WORK REQUIRED: Extract every line where the string "baseline" appears.

··· INPUT RECORDS

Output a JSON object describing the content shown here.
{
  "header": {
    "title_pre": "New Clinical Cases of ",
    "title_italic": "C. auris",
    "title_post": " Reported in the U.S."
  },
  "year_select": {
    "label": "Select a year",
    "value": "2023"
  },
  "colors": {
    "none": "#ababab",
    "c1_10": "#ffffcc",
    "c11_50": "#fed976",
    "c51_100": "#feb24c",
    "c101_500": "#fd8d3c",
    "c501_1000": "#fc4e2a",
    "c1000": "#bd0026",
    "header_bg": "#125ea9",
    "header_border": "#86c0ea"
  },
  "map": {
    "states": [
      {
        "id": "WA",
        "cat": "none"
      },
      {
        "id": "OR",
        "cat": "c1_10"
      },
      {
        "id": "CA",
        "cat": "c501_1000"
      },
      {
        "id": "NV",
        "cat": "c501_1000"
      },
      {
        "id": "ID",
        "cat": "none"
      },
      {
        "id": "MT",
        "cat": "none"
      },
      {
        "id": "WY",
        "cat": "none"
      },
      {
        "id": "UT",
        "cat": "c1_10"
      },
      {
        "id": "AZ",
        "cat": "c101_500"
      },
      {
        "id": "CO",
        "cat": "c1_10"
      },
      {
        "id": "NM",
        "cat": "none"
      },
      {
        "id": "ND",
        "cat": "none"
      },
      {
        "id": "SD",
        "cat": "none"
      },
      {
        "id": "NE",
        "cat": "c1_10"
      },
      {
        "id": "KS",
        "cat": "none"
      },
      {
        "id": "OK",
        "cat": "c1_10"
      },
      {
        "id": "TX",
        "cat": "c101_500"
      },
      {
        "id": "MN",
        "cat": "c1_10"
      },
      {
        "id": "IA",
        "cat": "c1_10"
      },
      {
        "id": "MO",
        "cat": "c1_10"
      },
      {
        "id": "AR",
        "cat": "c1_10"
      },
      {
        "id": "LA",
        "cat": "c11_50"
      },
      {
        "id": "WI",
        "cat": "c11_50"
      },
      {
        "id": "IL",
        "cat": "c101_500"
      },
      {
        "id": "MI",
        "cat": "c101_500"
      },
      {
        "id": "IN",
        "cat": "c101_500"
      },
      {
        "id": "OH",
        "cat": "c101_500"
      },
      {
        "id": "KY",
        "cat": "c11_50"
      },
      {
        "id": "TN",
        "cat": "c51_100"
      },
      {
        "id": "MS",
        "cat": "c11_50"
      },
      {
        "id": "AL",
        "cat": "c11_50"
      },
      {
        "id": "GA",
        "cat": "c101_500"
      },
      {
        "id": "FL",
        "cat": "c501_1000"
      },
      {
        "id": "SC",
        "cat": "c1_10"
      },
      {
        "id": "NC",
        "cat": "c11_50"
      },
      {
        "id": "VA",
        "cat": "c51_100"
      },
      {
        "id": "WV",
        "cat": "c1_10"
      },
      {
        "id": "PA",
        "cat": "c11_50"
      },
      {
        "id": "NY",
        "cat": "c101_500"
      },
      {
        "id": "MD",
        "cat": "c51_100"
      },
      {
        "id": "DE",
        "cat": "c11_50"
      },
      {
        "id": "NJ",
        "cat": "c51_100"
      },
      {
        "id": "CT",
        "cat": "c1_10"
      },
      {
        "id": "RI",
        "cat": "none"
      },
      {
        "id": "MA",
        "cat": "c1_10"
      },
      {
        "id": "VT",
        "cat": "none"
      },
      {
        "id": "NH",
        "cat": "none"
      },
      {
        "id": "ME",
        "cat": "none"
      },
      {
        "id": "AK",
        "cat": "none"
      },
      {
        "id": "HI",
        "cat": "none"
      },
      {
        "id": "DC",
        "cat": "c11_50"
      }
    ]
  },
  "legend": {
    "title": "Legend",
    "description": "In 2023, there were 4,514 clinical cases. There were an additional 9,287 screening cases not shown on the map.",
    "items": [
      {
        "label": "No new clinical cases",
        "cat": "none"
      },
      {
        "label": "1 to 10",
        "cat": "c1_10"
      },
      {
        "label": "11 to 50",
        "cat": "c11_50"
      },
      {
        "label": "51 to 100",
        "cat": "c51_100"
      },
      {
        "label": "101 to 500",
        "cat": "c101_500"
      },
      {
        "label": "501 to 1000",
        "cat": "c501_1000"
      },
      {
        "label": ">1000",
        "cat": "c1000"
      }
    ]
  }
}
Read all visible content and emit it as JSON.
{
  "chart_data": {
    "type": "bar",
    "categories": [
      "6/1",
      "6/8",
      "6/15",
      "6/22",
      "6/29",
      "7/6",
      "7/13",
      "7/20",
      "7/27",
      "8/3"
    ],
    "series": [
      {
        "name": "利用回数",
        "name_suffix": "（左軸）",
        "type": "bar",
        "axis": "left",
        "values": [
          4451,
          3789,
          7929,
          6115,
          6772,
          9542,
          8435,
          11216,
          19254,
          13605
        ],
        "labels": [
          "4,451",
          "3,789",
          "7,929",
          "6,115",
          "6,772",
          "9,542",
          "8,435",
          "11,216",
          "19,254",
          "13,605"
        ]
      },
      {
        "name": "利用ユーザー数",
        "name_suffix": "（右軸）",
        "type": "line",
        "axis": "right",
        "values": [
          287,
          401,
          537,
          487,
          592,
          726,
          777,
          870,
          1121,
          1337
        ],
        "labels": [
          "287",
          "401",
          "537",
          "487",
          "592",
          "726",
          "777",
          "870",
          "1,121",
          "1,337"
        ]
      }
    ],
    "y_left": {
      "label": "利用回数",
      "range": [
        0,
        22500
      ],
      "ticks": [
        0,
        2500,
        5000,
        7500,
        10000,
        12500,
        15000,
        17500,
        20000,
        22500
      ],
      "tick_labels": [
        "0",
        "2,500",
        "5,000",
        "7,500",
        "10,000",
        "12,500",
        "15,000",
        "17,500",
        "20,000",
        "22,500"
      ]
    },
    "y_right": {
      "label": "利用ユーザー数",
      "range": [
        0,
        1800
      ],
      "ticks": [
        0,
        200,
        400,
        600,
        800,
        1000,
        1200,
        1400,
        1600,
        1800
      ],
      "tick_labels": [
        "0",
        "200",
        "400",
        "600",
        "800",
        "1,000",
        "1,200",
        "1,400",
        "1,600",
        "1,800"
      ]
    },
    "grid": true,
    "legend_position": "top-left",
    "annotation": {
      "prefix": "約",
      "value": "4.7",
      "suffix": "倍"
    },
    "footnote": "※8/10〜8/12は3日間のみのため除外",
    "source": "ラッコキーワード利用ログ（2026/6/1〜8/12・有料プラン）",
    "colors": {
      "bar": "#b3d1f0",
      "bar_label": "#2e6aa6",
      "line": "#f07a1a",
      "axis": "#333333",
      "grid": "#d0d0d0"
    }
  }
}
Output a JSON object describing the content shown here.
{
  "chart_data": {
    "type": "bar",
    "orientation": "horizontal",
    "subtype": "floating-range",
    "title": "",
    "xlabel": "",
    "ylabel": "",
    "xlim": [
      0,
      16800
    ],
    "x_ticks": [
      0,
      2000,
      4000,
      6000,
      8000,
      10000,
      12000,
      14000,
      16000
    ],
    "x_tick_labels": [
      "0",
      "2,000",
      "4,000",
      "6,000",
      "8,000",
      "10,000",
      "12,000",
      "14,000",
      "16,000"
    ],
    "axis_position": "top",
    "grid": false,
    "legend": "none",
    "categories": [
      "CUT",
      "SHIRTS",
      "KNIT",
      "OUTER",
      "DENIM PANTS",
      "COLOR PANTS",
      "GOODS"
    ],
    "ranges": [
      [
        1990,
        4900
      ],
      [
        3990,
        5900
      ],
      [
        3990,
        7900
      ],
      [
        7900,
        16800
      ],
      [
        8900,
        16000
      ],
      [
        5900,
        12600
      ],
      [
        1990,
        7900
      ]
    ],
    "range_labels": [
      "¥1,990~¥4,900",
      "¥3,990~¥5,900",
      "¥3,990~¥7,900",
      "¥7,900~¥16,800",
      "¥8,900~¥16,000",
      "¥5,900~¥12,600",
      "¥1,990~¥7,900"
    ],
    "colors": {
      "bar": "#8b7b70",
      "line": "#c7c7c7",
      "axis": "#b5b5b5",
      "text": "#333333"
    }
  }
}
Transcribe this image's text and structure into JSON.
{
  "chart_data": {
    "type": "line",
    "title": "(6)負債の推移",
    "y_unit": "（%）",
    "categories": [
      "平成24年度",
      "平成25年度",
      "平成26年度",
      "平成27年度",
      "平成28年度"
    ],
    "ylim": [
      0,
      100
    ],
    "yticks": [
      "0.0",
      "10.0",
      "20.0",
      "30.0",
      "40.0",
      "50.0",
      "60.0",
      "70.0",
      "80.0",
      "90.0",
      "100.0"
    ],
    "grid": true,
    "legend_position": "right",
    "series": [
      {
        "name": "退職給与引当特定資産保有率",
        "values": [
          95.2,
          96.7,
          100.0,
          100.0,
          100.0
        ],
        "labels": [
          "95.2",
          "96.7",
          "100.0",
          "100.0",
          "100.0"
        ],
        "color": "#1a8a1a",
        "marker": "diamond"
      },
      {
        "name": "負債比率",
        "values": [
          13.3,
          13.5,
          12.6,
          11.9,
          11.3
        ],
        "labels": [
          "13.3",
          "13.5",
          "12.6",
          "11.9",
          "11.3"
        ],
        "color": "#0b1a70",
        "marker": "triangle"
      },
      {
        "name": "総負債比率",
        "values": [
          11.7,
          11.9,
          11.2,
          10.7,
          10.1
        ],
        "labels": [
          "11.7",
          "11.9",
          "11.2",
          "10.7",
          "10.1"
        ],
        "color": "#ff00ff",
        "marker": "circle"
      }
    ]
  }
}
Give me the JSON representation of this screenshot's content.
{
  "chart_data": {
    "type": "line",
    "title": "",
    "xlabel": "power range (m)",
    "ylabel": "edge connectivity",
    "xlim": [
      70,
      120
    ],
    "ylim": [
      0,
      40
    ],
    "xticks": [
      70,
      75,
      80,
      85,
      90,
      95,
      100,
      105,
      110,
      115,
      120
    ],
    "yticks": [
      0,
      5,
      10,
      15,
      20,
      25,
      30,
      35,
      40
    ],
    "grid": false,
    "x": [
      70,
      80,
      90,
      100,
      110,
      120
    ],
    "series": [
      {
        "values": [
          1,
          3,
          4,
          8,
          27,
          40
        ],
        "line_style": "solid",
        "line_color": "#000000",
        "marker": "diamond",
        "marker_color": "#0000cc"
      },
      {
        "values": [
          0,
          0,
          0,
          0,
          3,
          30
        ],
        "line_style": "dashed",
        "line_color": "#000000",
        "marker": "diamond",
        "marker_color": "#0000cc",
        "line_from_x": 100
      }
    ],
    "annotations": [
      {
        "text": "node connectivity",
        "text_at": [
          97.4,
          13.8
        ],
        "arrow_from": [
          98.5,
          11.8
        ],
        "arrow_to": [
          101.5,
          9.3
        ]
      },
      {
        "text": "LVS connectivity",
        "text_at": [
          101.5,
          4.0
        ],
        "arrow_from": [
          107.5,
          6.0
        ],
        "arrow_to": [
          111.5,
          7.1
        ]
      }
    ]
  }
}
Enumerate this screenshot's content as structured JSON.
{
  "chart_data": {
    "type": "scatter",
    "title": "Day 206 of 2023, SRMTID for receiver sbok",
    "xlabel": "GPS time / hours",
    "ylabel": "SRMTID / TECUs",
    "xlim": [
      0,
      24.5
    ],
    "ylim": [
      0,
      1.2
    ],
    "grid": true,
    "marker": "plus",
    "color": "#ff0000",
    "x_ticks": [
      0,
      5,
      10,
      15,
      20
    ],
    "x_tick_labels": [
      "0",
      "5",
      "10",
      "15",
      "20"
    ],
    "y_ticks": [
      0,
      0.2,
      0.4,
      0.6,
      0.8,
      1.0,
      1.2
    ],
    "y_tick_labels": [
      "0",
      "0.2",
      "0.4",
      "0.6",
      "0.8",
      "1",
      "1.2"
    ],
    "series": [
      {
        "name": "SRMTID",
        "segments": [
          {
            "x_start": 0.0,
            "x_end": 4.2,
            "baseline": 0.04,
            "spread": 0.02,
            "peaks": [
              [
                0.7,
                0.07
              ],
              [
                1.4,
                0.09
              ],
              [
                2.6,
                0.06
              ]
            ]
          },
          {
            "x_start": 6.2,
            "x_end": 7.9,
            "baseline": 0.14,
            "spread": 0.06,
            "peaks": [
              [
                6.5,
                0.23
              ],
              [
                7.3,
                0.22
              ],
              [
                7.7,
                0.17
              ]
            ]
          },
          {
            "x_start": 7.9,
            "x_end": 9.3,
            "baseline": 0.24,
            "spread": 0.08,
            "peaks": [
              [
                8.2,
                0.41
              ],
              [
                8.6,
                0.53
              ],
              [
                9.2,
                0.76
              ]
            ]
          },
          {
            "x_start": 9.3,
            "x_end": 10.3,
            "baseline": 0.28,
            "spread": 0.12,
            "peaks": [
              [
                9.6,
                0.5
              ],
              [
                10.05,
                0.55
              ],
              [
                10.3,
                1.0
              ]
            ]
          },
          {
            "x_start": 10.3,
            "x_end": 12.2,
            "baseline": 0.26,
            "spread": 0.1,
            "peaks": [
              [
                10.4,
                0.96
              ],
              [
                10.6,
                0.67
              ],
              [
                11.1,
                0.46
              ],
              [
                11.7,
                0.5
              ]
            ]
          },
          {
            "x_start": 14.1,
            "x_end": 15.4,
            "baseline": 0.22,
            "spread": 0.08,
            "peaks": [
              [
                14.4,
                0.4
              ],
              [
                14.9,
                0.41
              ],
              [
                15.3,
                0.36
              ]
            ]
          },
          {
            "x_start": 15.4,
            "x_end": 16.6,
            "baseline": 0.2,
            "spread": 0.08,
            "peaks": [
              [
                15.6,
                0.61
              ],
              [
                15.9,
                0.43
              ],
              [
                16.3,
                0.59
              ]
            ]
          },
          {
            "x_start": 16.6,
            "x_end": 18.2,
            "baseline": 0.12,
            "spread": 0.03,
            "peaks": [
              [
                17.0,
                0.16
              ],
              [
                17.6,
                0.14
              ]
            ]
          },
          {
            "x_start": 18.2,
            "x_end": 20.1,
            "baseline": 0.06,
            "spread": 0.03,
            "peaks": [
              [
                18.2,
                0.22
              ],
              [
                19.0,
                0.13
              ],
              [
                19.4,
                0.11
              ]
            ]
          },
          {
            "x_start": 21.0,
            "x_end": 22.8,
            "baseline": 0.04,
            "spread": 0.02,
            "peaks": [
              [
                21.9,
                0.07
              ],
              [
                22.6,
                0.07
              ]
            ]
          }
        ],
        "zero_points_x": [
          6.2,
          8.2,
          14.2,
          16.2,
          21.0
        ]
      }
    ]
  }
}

······

OUTPUT OF THE EXERCISE:
            "baseline": 0.04,
            "baseline": 0.14,
            "baseline": 0.24,
            "baseline": 0.28,
            "baseline": 0.26,
            "baseline": 0.22,
            "baseline": 0.2,
            "baseline": 0.12,
            "baseline": 0.06,
            "baseline": 0.04,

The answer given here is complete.